(WORK TO COMPLETE)
Each line of the material must be returned exactly.

(RECORDS FOR THE TASK)
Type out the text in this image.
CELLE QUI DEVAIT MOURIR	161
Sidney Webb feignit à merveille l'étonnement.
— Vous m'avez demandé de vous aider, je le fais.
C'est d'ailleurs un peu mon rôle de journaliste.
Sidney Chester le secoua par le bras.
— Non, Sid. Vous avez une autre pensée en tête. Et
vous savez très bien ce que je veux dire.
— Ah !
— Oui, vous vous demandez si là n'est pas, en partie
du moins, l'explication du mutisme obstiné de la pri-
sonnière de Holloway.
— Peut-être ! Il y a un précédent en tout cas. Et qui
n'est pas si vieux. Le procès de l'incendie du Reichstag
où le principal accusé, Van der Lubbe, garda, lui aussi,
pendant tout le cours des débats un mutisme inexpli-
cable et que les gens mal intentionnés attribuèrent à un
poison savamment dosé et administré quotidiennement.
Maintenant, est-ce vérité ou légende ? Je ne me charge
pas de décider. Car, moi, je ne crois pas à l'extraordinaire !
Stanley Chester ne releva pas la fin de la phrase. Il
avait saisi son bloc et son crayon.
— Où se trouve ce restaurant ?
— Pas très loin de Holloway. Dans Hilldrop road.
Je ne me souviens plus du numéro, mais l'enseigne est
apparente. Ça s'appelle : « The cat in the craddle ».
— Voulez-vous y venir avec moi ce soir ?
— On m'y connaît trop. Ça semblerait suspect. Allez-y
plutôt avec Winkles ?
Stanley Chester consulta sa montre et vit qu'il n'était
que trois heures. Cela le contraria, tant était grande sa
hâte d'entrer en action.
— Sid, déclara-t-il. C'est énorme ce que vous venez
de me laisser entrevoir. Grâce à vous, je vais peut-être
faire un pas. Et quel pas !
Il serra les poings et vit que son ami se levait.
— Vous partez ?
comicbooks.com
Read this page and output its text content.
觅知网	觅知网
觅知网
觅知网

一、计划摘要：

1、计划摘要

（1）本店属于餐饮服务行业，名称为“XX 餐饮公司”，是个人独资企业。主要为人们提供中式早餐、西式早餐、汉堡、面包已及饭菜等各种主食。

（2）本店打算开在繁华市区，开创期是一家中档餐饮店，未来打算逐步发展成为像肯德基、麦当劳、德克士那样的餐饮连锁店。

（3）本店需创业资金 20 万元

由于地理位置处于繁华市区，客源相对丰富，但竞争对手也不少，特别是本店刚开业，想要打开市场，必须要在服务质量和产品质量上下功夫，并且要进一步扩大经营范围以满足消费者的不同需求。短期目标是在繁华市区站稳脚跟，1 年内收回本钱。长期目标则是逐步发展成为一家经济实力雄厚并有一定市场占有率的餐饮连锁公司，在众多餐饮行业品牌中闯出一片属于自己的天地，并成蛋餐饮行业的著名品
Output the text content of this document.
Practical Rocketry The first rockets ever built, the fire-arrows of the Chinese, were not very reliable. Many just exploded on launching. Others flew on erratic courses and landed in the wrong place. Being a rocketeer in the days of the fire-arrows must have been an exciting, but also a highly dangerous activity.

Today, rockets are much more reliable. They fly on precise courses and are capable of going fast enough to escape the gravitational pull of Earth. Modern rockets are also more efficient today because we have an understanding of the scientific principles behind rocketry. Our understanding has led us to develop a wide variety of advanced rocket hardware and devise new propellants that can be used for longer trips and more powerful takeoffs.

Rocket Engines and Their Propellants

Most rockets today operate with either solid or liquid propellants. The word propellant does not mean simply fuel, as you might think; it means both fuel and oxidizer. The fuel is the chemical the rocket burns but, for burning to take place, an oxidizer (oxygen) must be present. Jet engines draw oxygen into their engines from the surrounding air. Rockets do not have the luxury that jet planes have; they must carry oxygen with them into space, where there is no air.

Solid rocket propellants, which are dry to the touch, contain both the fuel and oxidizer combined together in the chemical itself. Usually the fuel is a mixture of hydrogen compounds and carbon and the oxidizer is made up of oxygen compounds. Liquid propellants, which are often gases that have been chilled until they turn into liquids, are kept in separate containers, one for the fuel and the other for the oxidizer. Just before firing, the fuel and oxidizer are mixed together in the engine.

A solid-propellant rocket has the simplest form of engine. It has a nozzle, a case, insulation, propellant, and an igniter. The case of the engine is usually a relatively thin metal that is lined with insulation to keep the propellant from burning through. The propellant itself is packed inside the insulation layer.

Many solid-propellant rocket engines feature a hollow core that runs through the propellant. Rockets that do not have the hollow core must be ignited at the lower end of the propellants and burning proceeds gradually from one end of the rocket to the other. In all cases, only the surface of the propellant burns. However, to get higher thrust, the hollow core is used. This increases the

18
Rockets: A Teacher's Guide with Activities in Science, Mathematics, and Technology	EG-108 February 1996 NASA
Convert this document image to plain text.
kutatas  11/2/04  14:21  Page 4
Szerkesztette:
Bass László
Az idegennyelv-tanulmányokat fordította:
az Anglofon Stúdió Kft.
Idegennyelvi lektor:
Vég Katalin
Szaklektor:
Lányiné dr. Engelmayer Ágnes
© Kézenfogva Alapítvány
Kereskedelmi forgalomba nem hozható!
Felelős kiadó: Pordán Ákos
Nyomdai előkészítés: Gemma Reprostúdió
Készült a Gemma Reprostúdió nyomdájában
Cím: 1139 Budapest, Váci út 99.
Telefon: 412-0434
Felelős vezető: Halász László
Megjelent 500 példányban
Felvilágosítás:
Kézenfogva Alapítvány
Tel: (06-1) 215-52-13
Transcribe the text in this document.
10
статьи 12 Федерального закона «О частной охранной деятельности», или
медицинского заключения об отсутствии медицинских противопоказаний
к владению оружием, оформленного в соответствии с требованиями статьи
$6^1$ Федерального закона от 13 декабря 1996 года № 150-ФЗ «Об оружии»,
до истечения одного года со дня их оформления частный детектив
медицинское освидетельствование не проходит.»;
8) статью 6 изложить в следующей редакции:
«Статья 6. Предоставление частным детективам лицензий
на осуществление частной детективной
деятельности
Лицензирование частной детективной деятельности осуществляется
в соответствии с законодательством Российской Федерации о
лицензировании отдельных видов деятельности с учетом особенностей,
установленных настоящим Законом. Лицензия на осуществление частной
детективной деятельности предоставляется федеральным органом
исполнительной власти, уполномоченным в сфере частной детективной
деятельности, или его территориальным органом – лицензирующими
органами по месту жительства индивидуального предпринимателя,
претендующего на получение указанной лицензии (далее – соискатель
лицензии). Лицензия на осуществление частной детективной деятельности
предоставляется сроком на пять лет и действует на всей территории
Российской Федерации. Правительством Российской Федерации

(ANSWER TO THE TASK)
Type out the text in this image.
CELLE QUI DEVAIT MOURIR	161
Sidney Webb feignit à merveille l'étonnement.
— Vous m'avez demandé de vous aider, je le fais.
C'est d'ailleurs un peu mon rôle de journaliste.
Sidney Chester le secoua par le bras.
— Non, Sid. Vous avez une autre pensée en tête. Et
vous savez très bien ce que je veux dire.
— Ah !
— Oui, vous vous demandez si là n'est pas, en partie
du moins, l'explication du mutisme obstiné de la pri-
sonnière de Holloway.
— Peut-être ! Il y a un précédent en tout cas. Et qui
n'est pas si vieux. Le procès de l'incendie du Reichstag
où le principal accusé, Van der Lubbe, garda, lui aussi,
pendant tout le cours des débats un mutisme inexpli-
cable et que les gens mal intentionnés attribuèrent à un
poison savamment dosé et administré quotidiennement.
Maintenant, est-ce vérité ou légende ? Je ne me charge
pas de décider. Car, moi, je ne crois pas à l'extraordinaire !
Stanley Chester ne releva pas la fin de la phrase. Il
avait saisi son bloc et son crayon.
— Où se trouve ce restaurant ?
— Pas très loin de Holloway. Dans Hilldrop road.
Je ne me souviens plus du numéro, mais l'enseigne est
apparente. Ça s'appelle : « The cat in the craddle ».
— Voulez-vous y venir avec moi ce soir ?
— On m'y connaît trop. Ça semblerait suspect. Allez-y
plutôt avec Winkles ?
Stanley Chester consulta sa montre et vit qu'il n'était
que trois heures. Cela le contraria, tant était grande sa
hâte d'entrer en action.
— Sid, déclara-t-il. C'est énorme ce que vous venez
de me laisser entrevoir. Grâce à vous, je vais peut-être
faire un pas. Et quel pas !
Il serra les poings et vit que son ami se levait.
— Vous partez ?
comicbooks.com
Read this page and output its text content.
觅知网	觅知网
觅知网
觅知网

一、计划摘要：

1、计划摘要

（1）本店属于餐饮服务行业，名称为“XX 餐饮公司”，是个人独资企业。主要为人们提供中式早餐、西式早餐、汉堡、面包已及饭菜等各种主食。

（2）本店打算开在繁华市区，开创期是一家中档餐饮店，未来打算逐步发展成为像肯德基、麦当劳、德克士那样的餐饮连锁店。

（3）本店需创业资金 20 万元

由于地理位置处于繁华市区，客源相对丰富，但竞争对手也不少，特别是本店刚开业，想要打开市场，必须要在服务质量和产品质量上下功夫，并且要进一步扩大经营范围以满足消费者的不同需求。短期目标是在繁华市区站稳脚跟，1 年内收回本钱。长期目标则是逐步发展成为一家经济实力雄厚并有一定市场占有率的餐饮连锁公司，在众多餐饮行业品牌中闯出一片属于自己的天地，并成蛋餐饮行业的著名品
Output the text content of this document.
Practical Rocketry The first rockets ever built, the fire-arrows of the Chinese, were not very reliable. Many just exploded on launching. Others flew on erratic courses and landed in the wrong place. Being a rocketeer in the days of the fire-arrows must have been an exciting, but also a highly dangerous activity.

Today, rockets are much more reliable. They fly on precise courses and are capable of going fast enough to escape the gravitational pull of Earth. Modern rockets are also more efficient today because we have an understanding of the scientific principles behind rocketry. Our understanding has led us to develop a wide variety of advanced rocket hardware and devise new propellants that can be used for longer trips and more powerful takeoffs.

Rocket Engines and Their Propellants

Most rockets today operate with either solid or liquid propellants. The word propellant does not mean simply fuel, as you might think; it means both fuel and oxidizer. The fuel is the chemical the rocket burns but, for burning to take place, an oxidizer (oxygen) must be present. Jet engines draw oxygen into their engines from the surrounding air. Rockets do not have the luxury that jet planes have; they must carry oxygen with them into space, where there is no air.

Solid rocket propellants, which are dry to the touch, contain both the fuel and oxidizer combined together in the chemical itself. Usually the fuel is a mixture of hydrogen compounds and carbon and the oxidizer is made up of oxygen compounds. Liquid propellants, which are often gases that have been chilled until they turn into liquids, are kept in separate containers, one for the fuel and the other for the oxidizer. Just before firing, the fuel and oxidizer are mixed together in the engine.

A solid-propellant rocket has the simplest form of engine. It has a nozzle, a case, insulation, propellant, and an igniter. The case of the engine is usually a relatively thin metal that is lined with insulation to keep the propellant from burning through. The propellant itself is packed inside the insulation layer.

Many solid-propellant rocket engines feature a hollow core that runs through the propellant. Rockets that do not have the hollow core must be ignited at the lower end of the propellants and burning proceeds gradually from one end of the rocket to the other. In all cases, only the surface of the propellant burns. However, to get higher thrust, the hollow core is used. This increases the

18
Rockets: A Teacher's Guide with Activities in Science, Mathematics, and Technology	EG-108 February 1996 NASA
Convert this document image to plain text.
kutatas  11/2/04  14:21  Page 4
Szerkesztette:
Bass László
Az idegennyelv-tanulmányokat fordította:
az Anglofon Stúdió Kft.
Idegennyelvi lektor:
Vég Katalin
Szaklektor:
Lányiné dr. Engelmayer Ágnes
© Kézenfogva Alapítvány
Kereskedelmi forgalomba nem hozható!
Felelős kiadó: Pordán Ákos
Nyomdai előkészítés: Gemma Reprostúdió
Készült a Gemma Reprostúdió nyomdájában
Cím: 1139 Budapest, Váci út 99.
Telefon: 412-0434
Felelős vezető: Halász László
Megjelent 500 példányban
Felvilágosítás:
Kézenfogva Alapítvány
Tel: (06-1) 215-52-13
Transcribe the text in this document.
10
статьи 12 Федерального закона «О частной охранной деятельности», или
медицинского заключения об отсутствии медицинских противопоказаний
к владению оружием, оформленного в соответствии с требованиями статьи
$6^1$ Федерального закона от 13 декабря 1996 года № 150-ФЗ «Об оружии»,
до истечения одного года со дня их оформления частный детектив
медицинское освидетельствование не проходит.»;
8) статью 6 изложить в следующей редакции:
«Статья 6. Предоставление частным детективам лицензий
на осуществление частной детективной
деятельности
Лицензирование частной детективной деятельности осуществляется
в соответствии с законодательством Российской Федерации о
лицензировании отдельных видов деятельности с учетом особенностей,
установленных настоящим Законом. Лицензия на осуществление частной
детективной деятельности предоставляется федеральным органом
исполнительной власти, уполномоченным в сфере частной детективной
деятельности, или его территориальным органом – лицензирующими
органами по месту жительства индивидуального предпринимателя,
претендующего на получение указанной лицензии (далее – соискатель
лицензии). Лицензия на осуществление частной детективной деятельности
предоставляется сроком на пять лет и действует на всей территории
Российской Федерации. Правительством Российской Федерации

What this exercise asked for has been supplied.